Pull out each line of the records holding the string "engaged".

* * * * * * *

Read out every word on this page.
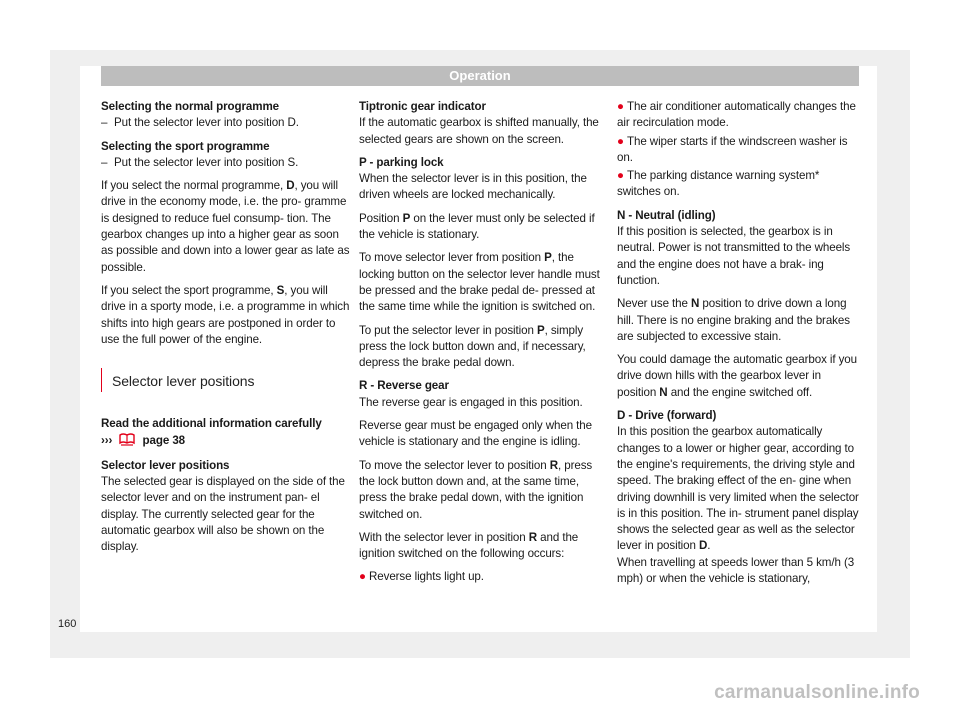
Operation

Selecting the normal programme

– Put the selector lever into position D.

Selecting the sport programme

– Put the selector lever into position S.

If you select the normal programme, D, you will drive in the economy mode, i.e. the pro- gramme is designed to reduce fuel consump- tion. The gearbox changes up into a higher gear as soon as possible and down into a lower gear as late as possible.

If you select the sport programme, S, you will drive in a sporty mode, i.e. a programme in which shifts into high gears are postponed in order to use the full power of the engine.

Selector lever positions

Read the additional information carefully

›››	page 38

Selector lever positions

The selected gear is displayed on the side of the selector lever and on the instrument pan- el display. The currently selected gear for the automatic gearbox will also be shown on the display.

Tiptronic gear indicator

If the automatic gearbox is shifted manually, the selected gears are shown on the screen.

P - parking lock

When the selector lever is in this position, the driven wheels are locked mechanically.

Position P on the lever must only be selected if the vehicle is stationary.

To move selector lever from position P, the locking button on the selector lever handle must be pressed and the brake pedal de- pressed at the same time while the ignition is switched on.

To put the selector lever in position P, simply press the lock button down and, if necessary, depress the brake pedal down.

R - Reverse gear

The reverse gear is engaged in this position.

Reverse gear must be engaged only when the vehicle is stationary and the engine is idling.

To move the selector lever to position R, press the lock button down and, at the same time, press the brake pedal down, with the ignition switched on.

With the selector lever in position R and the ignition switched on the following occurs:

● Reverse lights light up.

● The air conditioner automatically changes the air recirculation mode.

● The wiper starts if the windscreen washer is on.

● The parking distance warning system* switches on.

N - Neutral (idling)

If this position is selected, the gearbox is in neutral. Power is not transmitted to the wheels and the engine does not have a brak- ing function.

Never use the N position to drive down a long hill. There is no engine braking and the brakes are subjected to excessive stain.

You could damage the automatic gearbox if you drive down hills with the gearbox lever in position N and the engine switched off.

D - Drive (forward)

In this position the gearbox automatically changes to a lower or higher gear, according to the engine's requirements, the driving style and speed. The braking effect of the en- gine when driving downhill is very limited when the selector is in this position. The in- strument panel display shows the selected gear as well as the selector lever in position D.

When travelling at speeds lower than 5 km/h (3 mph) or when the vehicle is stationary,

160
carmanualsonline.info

* * * * * * *

**Complete output:**
The reverse gear is engaged in this position.
Reverse gear must be engaged only when the vehicle is stationary and the engine is idling.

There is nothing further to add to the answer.